**Selected extract:**
::::::
Russia And NATO Engage In One Of The Largest Military Build-Ups Since The Cold War
NATO members pledge to send additional forces to eastern European countries in an effort to counter the 330,000 Russian troops amassing along European borders.
NATO will contribute a 4,000-strong force to bolster the defenses of its members in the Baltic states and eastern Europe. Four battle groups will be created out of forces by early next year. The battle groups will be bolstered by a 40,000-strong reaction force, and various reinforcements as needed. The plan is the fulfillment of a promise to increase the defenses of former Soviet-bloc members under threat from Russian aggression.
“This month alone, Russia is deploying nuclear-capable Iskander missiles to Kaliningrad and suspending a weapons-grade plutonium agreement with the United States,” said Stoltenberg Wednesday while attending a meeting of NATO defense ministers in Brussels, Belgium. The deployment of the missiles to Kaliningrad, a small Russian satellite territory located between Poland and Lithuania, puts Poland and the Baltic states directly in Russia’s sights.
U.S. Secretary of Defense Ash Carter announced a battalion of 900 “battle-ready” soldiers will be deployed to eastern Poland as part of the new commitment. British Defense Secretary Michael Fallon said his country will be sending a battalion of 800 soldiers to Estonia, in addition to a contingent of Typhoon fighter aircraft to Romania. Canada plans to send 450 troops to Latvia, backed by 140 Italians. Germany will contribute 400 to 600 troops to Lithuania.
Russia steadily built up its military presence on the European border for several months. Russian Defense Minister Sergey Shoigu announced a plan to recruit 30,000 additional forces to be stationed on Russia’s eastern flank in May, followed by the deployment of the Iskander missiles to Kaliningrad in early October.
The massive military build-up represents one of the largest since the Cold War, and comes at a time when tensions between the West and Moscow at are dangerously tense.
::::::
[Data extracted from a collection]
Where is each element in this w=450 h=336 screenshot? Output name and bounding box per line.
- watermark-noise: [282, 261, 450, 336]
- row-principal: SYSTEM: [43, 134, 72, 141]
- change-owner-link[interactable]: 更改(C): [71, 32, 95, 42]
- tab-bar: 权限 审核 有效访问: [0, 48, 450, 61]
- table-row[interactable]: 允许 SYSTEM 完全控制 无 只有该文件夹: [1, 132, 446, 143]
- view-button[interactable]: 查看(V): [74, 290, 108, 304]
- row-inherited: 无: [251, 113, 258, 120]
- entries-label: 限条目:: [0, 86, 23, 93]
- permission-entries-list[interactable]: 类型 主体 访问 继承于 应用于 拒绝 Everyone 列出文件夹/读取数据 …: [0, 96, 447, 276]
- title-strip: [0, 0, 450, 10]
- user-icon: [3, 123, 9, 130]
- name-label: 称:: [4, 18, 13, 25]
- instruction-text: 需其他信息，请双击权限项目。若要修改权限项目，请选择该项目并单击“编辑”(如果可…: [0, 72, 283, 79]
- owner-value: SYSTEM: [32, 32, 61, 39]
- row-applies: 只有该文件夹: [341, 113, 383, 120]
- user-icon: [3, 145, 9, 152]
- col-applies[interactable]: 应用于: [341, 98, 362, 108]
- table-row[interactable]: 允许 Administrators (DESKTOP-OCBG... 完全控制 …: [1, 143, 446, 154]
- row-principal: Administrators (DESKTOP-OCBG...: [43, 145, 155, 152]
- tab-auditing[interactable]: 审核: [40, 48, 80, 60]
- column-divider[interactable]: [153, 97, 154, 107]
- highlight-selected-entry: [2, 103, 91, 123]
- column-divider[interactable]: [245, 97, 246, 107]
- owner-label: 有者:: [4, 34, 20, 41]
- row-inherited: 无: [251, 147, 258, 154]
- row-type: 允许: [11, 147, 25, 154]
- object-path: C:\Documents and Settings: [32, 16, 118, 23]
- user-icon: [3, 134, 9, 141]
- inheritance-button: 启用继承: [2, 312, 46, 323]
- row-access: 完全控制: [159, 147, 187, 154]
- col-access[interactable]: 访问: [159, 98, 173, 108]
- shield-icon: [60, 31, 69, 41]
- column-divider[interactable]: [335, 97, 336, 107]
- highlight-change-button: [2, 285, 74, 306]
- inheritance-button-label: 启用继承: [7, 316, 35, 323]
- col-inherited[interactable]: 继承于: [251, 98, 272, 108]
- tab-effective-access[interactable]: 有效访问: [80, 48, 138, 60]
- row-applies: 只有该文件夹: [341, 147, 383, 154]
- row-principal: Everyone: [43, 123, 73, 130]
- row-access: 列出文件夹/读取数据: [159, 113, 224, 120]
::::::
**Exercise objective:**
Answer these questions using the article on the NATO and Russian military build-up:
1. How many soldiers are in the battalion Britain will send to Estonia?
2. What plan did Russian Defense Minister Sergey Shoigu announce in May?
3. Between which two countries is Kaliningrad located?

**Solved problem:**
1. 800 soldiers.
2. A plan to recruit 30,000 additional forces to be stationed on Russia's eastern flank.
3. Poland and Lithuania.